▶ Task to carry out:
Find how many lines hold the word "name" and give that number only.

Items from a figure collection:
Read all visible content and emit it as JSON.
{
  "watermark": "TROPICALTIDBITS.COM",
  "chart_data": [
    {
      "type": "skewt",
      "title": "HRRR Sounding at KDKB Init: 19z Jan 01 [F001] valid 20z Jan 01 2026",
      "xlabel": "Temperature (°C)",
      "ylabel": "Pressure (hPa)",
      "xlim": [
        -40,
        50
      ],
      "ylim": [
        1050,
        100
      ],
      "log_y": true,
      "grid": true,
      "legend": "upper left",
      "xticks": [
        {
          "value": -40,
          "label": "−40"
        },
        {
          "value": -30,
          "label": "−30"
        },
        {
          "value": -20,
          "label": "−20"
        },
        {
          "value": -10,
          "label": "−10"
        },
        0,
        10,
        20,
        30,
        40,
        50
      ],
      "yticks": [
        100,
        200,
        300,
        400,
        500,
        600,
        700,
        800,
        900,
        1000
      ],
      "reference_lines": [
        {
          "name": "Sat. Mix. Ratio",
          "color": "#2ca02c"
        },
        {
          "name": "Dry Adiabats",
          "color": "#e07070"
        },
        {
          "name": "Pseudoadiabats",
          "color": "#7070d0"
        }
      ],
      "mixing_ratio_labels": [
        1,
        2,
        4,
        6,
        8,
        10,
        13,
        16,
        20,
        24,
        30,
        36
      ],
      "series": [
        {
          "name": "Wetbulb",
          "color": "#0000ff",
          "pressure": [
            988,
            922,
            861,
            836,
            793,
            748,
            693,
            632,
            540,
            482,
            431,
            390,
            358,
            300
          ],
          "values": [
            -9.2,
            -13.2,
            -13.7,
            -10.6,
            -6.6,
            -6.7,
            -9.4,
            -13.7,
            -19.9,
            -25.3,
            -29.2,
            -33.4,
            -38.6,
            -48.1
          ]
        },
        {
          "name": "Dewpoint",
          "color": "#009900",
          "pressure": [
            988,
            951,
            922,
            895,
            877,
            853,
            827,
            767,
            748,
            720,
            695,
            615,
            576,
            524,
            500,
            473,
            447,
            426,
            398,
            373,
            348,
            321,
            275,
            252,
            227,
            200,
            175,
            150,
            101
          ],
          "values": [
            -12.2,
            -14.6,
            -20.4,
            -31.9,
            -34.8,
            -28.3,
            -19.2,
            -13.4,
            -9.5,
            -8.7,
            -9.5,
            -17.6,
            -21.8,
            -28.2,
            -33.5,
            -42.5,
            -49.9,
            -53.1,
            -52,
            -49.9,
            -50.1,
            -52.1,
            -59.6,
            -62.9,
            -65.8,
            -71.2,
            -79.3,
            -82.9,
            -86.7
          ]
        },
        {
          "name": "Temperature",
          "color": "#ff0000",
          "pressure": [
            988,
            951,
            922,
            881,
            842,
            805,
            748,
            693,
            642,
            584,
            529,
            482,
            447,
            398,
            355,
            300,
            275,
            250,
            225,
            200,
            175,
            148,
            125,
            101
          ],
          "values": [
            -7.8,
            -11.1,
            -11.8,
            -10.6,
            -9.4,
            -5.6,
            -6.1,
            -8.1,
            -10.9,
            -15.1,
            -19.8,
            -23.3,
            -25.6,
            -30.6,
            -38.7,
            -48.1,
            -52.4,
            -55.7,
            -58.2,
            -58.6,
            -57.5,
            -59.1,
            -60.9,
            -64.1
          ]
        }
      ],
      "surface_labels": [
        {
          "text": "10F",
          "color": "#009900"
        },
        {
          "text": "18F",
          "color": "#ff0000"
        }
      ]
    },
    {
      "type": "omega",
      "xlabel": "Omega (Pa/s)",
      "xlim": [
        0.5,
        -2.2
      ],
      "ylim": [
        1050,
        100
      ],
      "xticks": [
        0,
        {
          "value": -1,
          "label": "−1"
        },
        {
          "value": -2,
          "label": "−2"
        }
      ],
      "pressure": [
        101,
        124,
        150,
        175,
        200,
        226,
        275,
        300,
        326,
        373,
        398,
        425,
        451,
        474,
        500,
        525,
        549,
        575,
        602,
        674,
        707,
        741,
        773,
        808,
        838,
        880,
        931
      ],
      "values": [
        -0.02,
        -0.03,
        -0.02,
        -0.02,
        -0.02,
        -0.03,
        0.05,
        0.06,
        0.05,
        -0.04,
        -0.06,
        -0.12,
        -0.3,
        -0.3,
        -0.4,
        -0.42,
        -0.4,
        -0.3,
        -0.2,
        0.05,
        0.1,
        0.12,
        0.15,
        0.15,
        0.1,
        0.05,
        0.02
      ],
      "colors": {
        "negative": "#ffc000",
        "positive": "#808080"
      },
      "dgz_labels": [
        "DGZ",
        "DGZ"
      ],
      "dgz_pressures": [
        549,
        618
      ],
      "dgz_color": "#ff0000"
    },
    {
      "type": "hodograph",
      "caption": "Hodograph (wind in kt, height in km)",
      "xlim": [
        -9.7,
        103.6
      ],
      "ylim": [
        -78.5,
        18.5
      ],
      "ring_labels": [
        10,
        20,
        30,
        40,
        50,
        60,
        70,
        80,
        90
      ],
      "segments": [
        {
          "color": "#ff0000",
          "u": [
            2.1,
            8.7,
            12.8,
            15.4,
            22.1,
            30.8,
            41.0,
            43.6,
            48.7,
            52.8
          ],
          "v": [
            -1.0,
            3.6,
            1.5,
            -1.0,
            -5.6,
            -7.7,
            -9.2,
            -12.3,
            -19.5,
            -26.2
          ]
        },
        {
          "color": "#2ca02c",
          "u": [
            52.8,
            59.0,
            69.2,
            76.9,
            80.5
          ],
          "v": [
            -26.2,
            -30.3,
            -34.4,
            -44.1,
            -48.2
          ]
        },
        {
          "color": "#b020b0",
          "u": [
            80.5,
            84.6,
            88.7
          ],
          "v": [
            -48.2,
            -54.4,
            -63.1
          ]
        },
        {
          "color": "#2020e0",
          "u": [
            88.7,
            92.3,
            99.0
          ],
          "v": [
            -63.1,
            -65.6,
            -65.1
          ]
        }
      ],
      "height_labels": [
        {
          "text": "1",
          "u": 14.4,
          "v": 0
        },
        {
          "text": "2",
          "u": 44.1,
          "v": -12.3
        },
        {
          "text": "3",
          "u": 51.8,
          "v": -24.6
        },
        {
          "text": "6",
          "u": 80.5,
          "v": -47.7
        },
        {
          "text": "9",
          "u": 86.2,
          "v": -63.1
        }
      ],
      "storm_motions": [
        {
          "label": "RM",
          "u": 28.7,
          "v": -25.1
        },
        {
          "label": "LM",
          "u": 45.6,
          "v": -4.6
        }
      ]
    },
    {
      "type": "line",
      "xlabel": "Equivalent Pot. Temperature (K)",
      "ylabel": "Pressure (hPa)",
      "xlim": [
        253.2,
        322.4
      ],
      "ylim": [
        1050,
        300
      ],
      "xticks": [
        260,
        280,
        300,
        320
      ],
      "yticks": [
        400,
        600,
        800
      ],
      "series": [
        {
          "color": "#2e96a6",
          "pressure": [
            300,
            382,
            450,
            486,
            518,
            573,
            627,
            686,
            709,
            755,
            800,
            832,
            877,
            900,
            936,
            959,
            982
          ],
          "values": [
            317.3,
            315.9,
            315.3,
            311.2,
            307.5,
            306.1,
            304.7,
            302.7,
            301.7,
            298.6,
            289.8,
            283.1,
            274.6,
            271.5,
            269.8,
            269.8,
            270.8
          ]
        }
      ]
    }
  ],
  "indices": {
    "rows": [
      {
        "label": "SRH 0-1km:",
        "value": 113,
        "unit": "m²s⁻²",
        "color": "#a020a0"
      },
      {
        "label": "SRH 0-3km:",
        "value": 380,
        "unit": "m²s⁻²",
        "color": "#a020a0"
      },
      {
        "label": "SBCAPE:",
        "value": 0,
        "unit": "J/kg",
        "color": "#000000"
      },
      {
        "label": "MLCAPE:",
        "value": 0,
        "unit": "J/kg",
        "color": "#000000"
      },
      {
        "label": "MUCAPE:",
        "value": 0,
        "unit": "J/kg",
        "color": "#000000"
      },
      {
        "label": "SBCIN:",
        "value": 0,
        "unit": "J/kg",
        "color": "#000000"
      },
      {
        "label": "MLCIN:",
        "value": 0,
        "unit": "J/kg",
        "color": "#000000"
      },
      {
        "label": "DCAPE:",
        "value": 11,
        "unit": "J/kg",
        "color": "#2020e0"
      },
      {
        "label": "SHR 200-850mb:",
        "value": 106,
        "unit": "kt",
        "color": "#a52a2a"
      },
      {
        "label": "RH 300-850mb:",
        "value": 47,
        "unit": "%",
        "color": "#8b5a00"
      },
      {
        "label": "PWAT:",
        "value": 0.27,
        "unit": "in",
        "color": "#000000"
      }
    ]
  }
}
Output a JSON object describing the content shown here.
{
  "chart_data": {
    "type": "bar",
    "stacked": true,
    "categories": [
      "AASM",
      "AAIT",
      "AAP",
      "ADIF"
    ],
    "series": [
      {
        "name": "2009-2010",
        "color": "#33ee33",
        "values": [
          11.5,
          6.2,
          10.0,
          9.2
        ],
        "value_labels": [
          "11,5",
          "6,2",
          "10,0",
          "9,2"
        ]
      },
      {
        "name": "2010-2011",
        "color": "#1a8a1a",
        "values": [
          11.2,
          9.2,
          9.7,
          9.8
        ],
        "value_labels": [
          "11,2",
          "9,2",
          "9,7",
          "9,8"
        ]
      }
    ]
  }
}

▶ Expected output:
8